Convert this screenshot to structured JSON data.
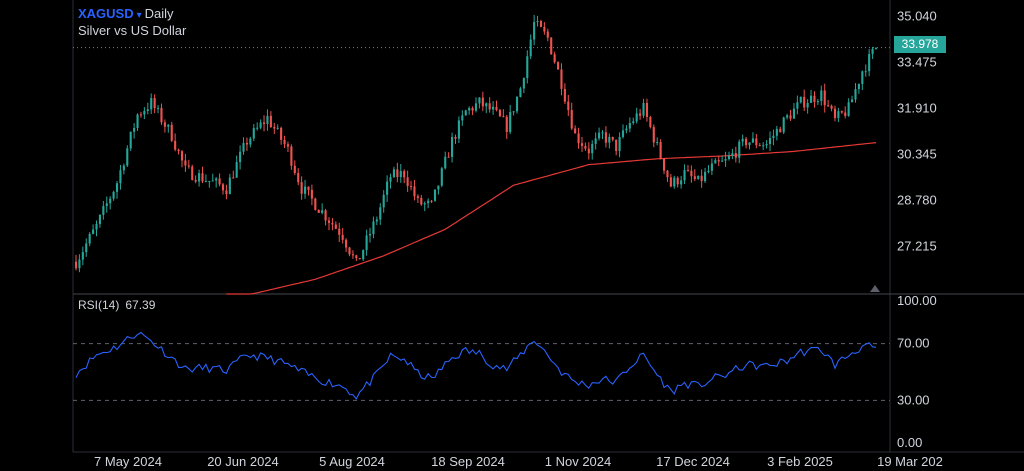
{
  "header": {
    "symbol": "XAGUSD",
    "caret": "▾",
    "interval": "Daily",
    "description": "Silver vs US Dollar"
  },
  "price_tag": "33.978",
  "rsi": {
    "label": "RSI(14)",
    "value": "67.39"
  },
  "colors": {
    "up": "#26a69a",
    "down": "#ef5350",
    "ma": "#e53935",
    "rsi": "#2962ff",
    "tag": "#26a69a"
  },
  "chart_data": [
    {
      "type": "candlestick",
      "title": "XAGUSD · Daily",
      "subtitle": "Silver vs US Dollar",
      "y_ticks": [
        "35.040",
        "33.475",
        "31.910",
        "30.345",
        "28.780",
        "27.215"
      ],
      "ylim": [
        25.6,
        35.6
      ],
      "x_ticks": [
        "7 May 2024",
        "20 Jun 2024",
        "5 Aug 2024",
        "18 Sep 2024",
        "1 Nov 2024",
        "17 Dec 2024",
        "3 Feb 2025",
        "19 Mar 202"
      ],
      "last_price": 33.978,
      "close_path": [
        [
          0,
          26.7
        ],
        [
          6,
          27.9
        ],
        [
          12,
          29.4
        ],
        [
          18,
          31.7
        ],
        [
          22,
          32.1
        ],
        [
          28,
          31.0
        ],
        [
          32,
          29.8
        ],
        [
          38,
          29.5
        ],
        [
          44,
          29.2
        ],
        [
          50,
          30.8
        ],
        [
          56,
          31.6
        ],
        [
          62,
          30.5
        ],
        [
          66,
          29.2
        ],
        [
          72,
          28.4
        ],
        [
          78,
          27.6
        ],
        [
          82,
          26.6
        ],
        [
          88,
          28.2
        ],
        [
          92,
          29.6
        ],
        [
          96,
          29.7
        ],
        [
          100,
          28.7
        ],
        [
          104,
          28.6
        ],
        [
          110,
          30.8
        ],
        [
          114,
          31.8
        ],
        [
          118,
          32.1
        ],
        [
          122,
          31.8
        ],
        [
          126,
          31.3
        ],
        [
          130,
          32.6
        ],
        [
          134,
          34.8
        ],
        [
          138,
          34.3
        ],
        [
          142,
          32.8
        ],
        [
          146,
          31.0
        ],
        [
          150,
          30.5
        ],
        [
          154,
          31.0
        ],
        [
          158,
          30.6
        ],
        [
          162,
          31.4
        ],
        [
          166,
          31.9
        ],
        [
          170,
          30.6
        ],
        [
          174,
          29.3
        ],
        [
          178,
          29.7
        ],
        [
          182,
          29.4
        ],
        [
          186,
          29.9
        ],
        [
          190,
          30.1
        ],
        [
          196,
          30.8
        ],
        [
          202,
          30.7
        ],
        [
          208,
          31.6
        ],
        [
          212,
          32.1
        ],
        [
          218,
          32.4
        ],
        [
          222,
          31.5
        ],
        [
          226,
          31.9
        ],
        [
          230,
          33.2
        ],
        [
          234,
          33.978
        ]
      ],
      "series": [
        {
          "type": "line",
          "kind": "moving-average",
          "points": [
            [
              44,
              25.4
            ],
            [
              70,
              26.1
            ],
            [
              90,
              26.9
            ],
            [
              108,
              27.8
            ],
            [
              128,
              29.3
            ],
            [
              150,
              30.0
            ],
            [
              170,
              30.2
            ],
            [
              190,
              30.3
            ],
            [
              210,
              30.45
            ],
            [
              222,
              30.6
            ],
            [
              234,
              30.75
            ]
          ]
        }
      ]
    },
    {
      "type": "line",
      "title": "RSI(14)",
      "y_ticks": [
        "100.00",
        "70.00",
        "30.00",
        "0.00"
      ],
      "ylim": [
        0,
        100
      ],
      "levels": [
        70,
        30
      ],
      "last_value": 67.39,
      "points": [
        [
          0,
          49
        ],
        [
          6,
          62
        ],
        [
          12,
          68
        ],
        [
          18,
          78
        ],
        [
          22,
          72
        ],
        [
          28,
          60
        ],
        [
          32,
          52
        ],
        [
          38,
          53
        ],
        [
          44,
          51
        ],
        [
          50,
          62
        ],
        [
          56,
          60
        ],
        [
          62,
          55
        ],
        [
          66,
          50
        ],
        [
          72,
          44
        ],
        [
          78,
          40
        ],
        [
          82,
          33
        ],
        [
          88,
          48
        ],
        [
          92,
          61
        ],
        [
          96,
          59
        ],
        [
          100,
          49
        ],
        [
          104,
          45
        ],
        [
          110,
          60
        ],
        [
          114,
          65
        ],
        [
          118,
          63
        ],
        [
          122,
          55
        ],
        [
          126,
          52
        ],
        [
          130,
          62
        ],
        [
          134,
          73
        ],
        [
          138,
          62
        ],
        [
          142,
          50
        ],
        [
          146,
          43
        ],
        [
          150,
          41
        ],
        [
          154,
          45
        ],
        [
          158,
          43
        ],
        [
          162,
          54
        ],
        [
          166,
          62
        ],
        [
          170,
          48
        ],
        [
          174,
          36
        ],
        [
          178,
          42
        ],
        [
          182,
          40
        ],
        [
          186,
          45
        ],
        [
          190,
          48
        ],
        [
          196,
          55
        ],
        [
          202,
          54
        ],
        [
          208,
          58
        ],
        [
          212,
          64
        ],
        [
          218,
          66
        ],
        [
          222,
          55
        ],
        [
          226,
          62
        ],
        [
          230,
          68
        ],
        [
          234,
          67.39
        ]
      ]
    }
  ]
}
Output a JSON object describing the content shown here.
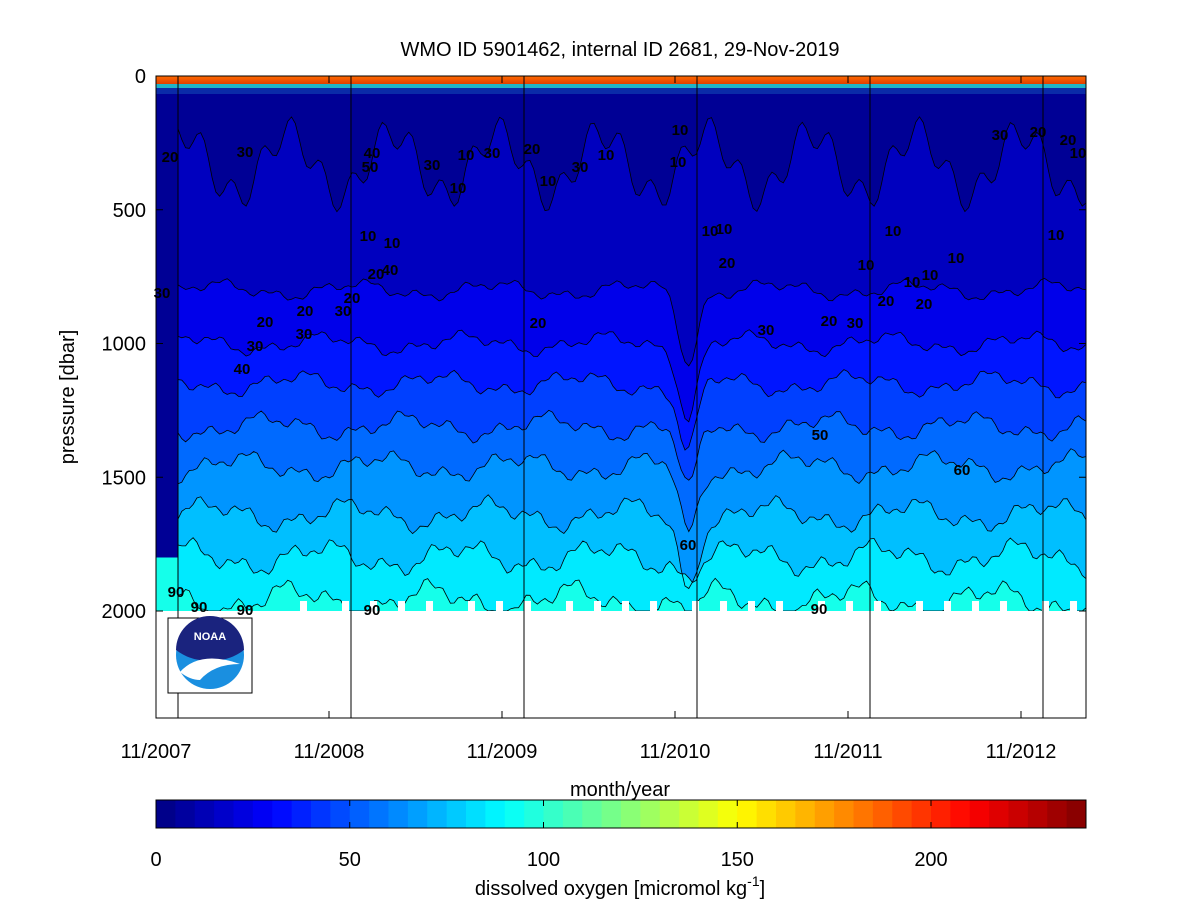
{
  "chart_data": {
    "type": "heatmap",
    "title": "WMO ID 5901462, internal ID 2681, 29-Nov-2019",
    "xlabel": "month/year",
    "ylabel": "pressure [dbar]",
    "x_ticks": [
      "11/2007",
      "11/2008",
      "11/2009",
      "11/2010",
      "11/2011",
      "11/2012"
    ],
    "y_ticks": [
      "0",
      "500",
      "1000",
      "1500",
      "2000"
    ],
    "ylim": [
      2400,
      0
    ],
    "y_reversed": true,
    "colorbar": {
      "label": "dissolved oxygen [micromol kg",
      "label_exp": "-1",
      "label_end": "]",
      "ticks": [
        "0",
        "50",
        "100",
        "150",
        "200"
      ],
      "range": [
        0,
        240
      ],
      "colormap": "jet"
    },
    "contour_levels": [
      10,
      20,
      30,
      40,
      50,
      60,
      70,
      80,
      90
    ],
    "profile_depth_max": 2000,
    "contour_labels": [
      "10",
      "20",
      "30",
      "40",
      "50",
      "60",
      "90"
    ],
    "logo": "NOAA"
  }
}
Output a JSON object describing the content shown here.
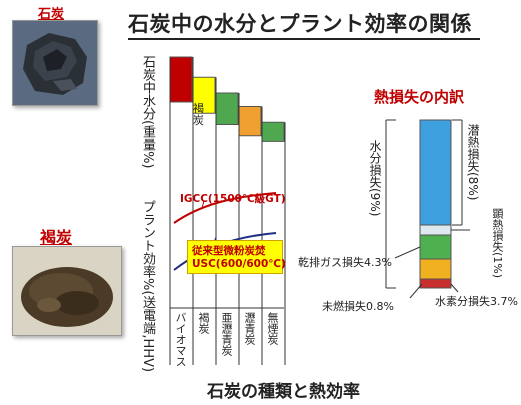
{
  "title": "石炭中の水分とプラント効率の関係",
  "photos": {
    "coal_label": "石炭",
    "brown_coal_label": "褐炭"
  },
  "left_chart": {
    "moisture_axis_label": "石炭中水分(重量%)",
    "efficiency_axis_label": "プラント効率%(送電端,HHV)",
    "categories": [
      "バイオマス",
      "褐炭",
      "亜瀝青炭",
      "瀝青炭",
      "無煙炭"
    ],
    "bar_colors": [
      "#c00000",
      "#ffff00",
      "#4fa84f",
      "#f0a030",
      "#4fa84f"
    ],
    "brown_coal_bar_text": "褐炭",
    "igcc_label": "IGCC(1500℃級GT)",
    "conventional_label_1": "従来型微粉炭焚",
    "conventional_label_2": "USC(600/600℃)",
    "footer": "石炭の種類と熱効率"
  },
  "chart_data": {
    "type": "bar",
    "categories": [
      "バイオマス",
      "褐炭",
      "亜瀝青炭",
      "瀝青炭",
      "無煙炭"
    ],
    "series": [
      {
        "values": [
          [
            40,
            80
          ],
          [
            30,
            62
          ],
          [
            20,
            48
          ],
          [
            10,
            36
          ],
          [
            5,
            22
          ]
        ]
      }
    ]
  },
  "breakdown": {
    "title": "熱損失の内訳",
    "latent_label": "潜熱損失(8%)",
    "moisture_label": "水分損失(9%)",
    "sensible_label": "顕熱損失(1%)",
    "flue_gas_label": "乾排ガス損失4.3%",
    "unburned_label": "未燃損失0.8%",
    "hydrogen_label": "水素分損失3.7%",
    "segments": [
      {
        "name": "latent",
        "color": "#3fa0e0"
      },
      {
        "name": "sensible",
        "color": "#dde8f0"
      },
      {
        "name": "flue-gas",
        "color": "#4fb04f"
      },
      {
        "name": "hydrogen",
        "color": "#f0b020"
      },
      {
        "name": "unburned",
        "color": "#c83030"
      }
    ]
  }
}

******************************

◆ **REQUIRED WORK**:
Where a line of the records above holds the word "Silver", copy that line.

◆ **SOLUTION**:
    "description": "Silver vs US Dollar"
      "subtitle": "Silver vs US Dollar",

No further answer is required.